►
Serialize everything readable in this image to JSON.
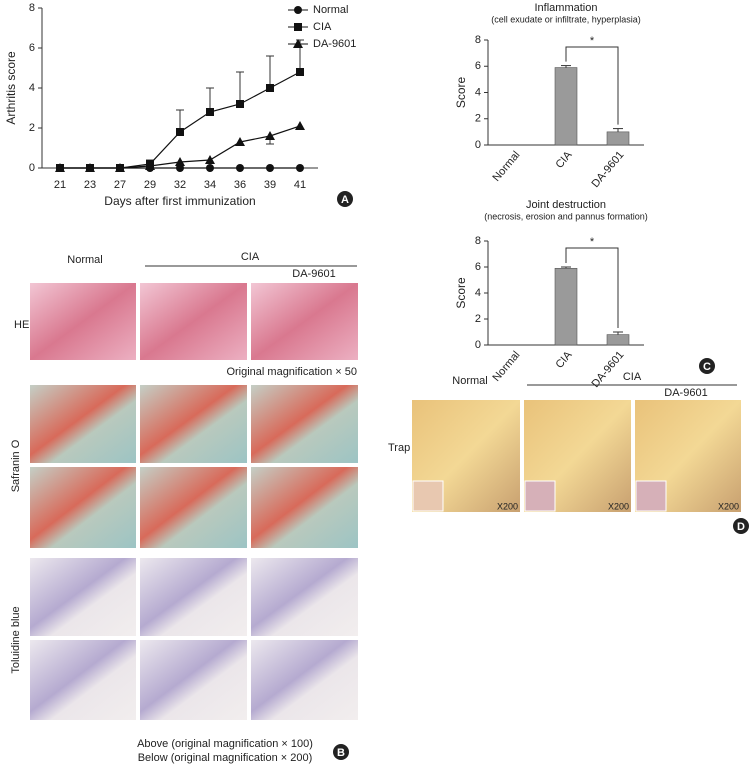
{
  "chart_data": [
    {
      "type": "line",
      "panel_label": "A",
      "xlabel": "Days after first immunization",
      "ylabel": "Arthritis score",
      "categories": [
        "21",
        "23",
        "27",
        "29",
        "32",
        "34",
        "36",
        "39",
        "41"
      ],
      "ylim": [
        0,
        8
      ],
      "yticks": [
        0,
        2,
        4,
        6,
        8
      ],
      "legend": "top-right",
      "series": [
        {
          "name": "Normal",
          "marker": "circle",
          "color": "#111111",
          "values": [
            0,
            0,
            0,
            0,
            0,
            0,
            0,
            0,
            0
          ]
        },
        {
          "name": "CIA",
          "marker": "square",
          "color": "#111111",
          "values": [
            0,
            0,
            0,
            0.2,
            1.8,
            2.8,
            3.2,
            4.0,
            4.8
          ],
          "errors": [
            0,
            0,
            0,
            0.2,
            1.1,
            1.2,
            1.6,
            1.6,
            1.6
          ]
        },
        {
          "name": "DA-9601",
          "marker": "triangle",
          "color": "#111111",
          "values": [
            0,
            0,
            0,
            0.1,
            0.3,
            0.4,
            1.3,
            1.6,
            2.1
          ],
          "errors": [
            0,
            0,
            0,
            0,
            0,
            0,
            0,
            0.4,
            0
          ]
        }
      ]
    },
    {
      "type": "bar",
      "title": "Inflammation",
      "subtitle": "(cell exudate or infiltrate, hyperplasia)",
      "ylabel": "Score",
      "categories": [
        "Normal",
        "CIA",
        "DA-9601"
      ],
      "values": [
        0,
        5.9,
        1.0
      ],
      "errors": [
        0,
        0.15,
        0.25
      ],
      "color": "#9a9a9a",
      "ylim": [
        0,
        8
      ],
      "yticks": [
        0,
        2,
        4,
        6,
        8
      ],
      "annotation": "*"
    },
    {
      "type": "bar",
      "title": "Joint destruction",
      "subtitle": "(necrosis, erosion and pannus formation)",
      "ylabel": "Score",
      "panel_label": "C",
      "categories": [
        "Normal",
        "CIA",
        "DA-9601"
      ],
      "values": [
        0,
        5.9,
        0.8
      ],
      "errors": [
        0,
        0.1,
        0.2
      ],
      "color": "#9a9a9a",
      "ylim": [
        0,
        8
      ],
      "yticks": [
        0,
        2,
        4,
        6,
        8
      ],
      "annotation": "*"
    }
  ],
  "panel_b": {
    "col_normal": "Normal",
    "col_cia": "CIA",
    "col_da": "DA-9601",
    "row_he": "HE",
    "he_note": "Original magnification × 50",
    "row_safranin": "Safranin O",
    "row_toluidine": "Toluidine blue",
    "note_above": "Above (original magnification × 100)",
    "note_below": "Below (original magnification × 200)",
    "label": "B"
  },
  "panel_d": {
    "col_normal": "Normal",
    "col_cia": "CIA",
    "col_da": "DA-9601",
    "row": "Trap",
    "mag": [
      "X200",
      "X200",
      "X200"
    ],
    "label": "D"
  }
}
◄
**Instructions to follow**
Excluding the pictures, reproduce every entry exactly as given.

**Full solution**
Serialize everything readable in this image to JSON.
{
  "chart_data": [
    {
      "type": "line",
      "panel_label": "A",
      "xlabel": "Days after first immunization",
      "ylabel": "Arthritis score",
      "categories": [
        "21",
        "23",
        "27",
        "29",
        "32",
        "34",
        "36",
        "39",
        "41"
      ],
      "ylim": [
        0,
        8
      ],
      "yticks": [
        0,
        2,
        4,
        6,
        8
      ],
      "legend": "top-right",
      "series": [
        {
          "name": "Normal",
          "marker": "circle",
          "color": "#111111",
          "values": [
            0,
            0,
            0,
            0,
            0,
            0,
            0,
            0,
            0
          ]
        },
        {
          "name": "CIA",
          "marker": "square",
          "color": "#111111",
          "values": [
            0,
            0,
            0,
            0.2,
            1.8,
            2.8,
            3.2,
            4.0,
            4.8
          ],
          "errors": [
            0,
            0,
            0,
            0.2,
            1.1,
            1.2,
            1.6,
            1.6,
            1.6
          ]
        },
        {
          "name": "DA-9601",
          "marker": "triangle",
          "color": "#111111",
          "values": [
            0,
            0,
            0,
            0.1,
            0.3,
            0.4,
            1.3,
            1.6,
            2.1
          ],
          "errors": [
            0,
            0,
            0,
            0,
            0,
            0,
            0,
            0.4,
            0
          ]
        }
      ]
    },
    {
      "type": "bar",
      "title": "Inflammation",
      "subtitle": "(cell exudate or infiltrate, hyperplasia)",
      "ylabel": "Score",
      "categories": [
        "Normal",
        "CIA",
        "DA-9601"
      ],
      "values": [
        0,
        5.9,
        1.0
      ],
      "errors": [
        0,
        0.15,
        0.25
      ],
      "color": "#9a9a9a",
      "ylim": [
        0,
        8
      ],
      "yticks": [
        0,
        2,
        4,
        6,
        8
      ],
      "annotation": "*"
    },
    {
      "type": "bar",
      "title": "Joint destruction",
      "subtitle": "(necrosis, erosion and pannus formation)",
      "ylabel": "Score",
      "panel_label": "C",
      "categories": [
        "Normal",
        "CIA",
        "DA-9601"
      ],
      "values": [
        0,
        5.9,
        0.8
      ],
      "errors": [
        0,
        0.1,
        0.2
      ],
      "color": "#9a9a9a",
      "ylim": [
        0,
        8
      ],
      "yticks": [
        0,
        2,
        4,
        6,
        8
      ],
      "annotation": "*"
    }
  ],
  "panel_b": {
    "col_normal": "Normal",
    "col_cia": "CIA",
    "col_da": "DA-9601",
    "row_he": "HE",
    "he_note": "Original magnification × 50",
    "row_safranin": "Safranin O",
    "row_toluidine": "Toluidine blue",
    "note_above": "Above (original magnification × 100)",
    "note_below": "Below (original magnification × 200)",
    "label": "B"
  },
  "panel_d": {
    "col_normal": "Normal",
    "col_cia": "CIA",
    "col_da": "DA-9601",
    "row": "Trap",
    "mag": [
      "X200",
      "X200",
      "X200"
    ],
    "label": "D"
  }
}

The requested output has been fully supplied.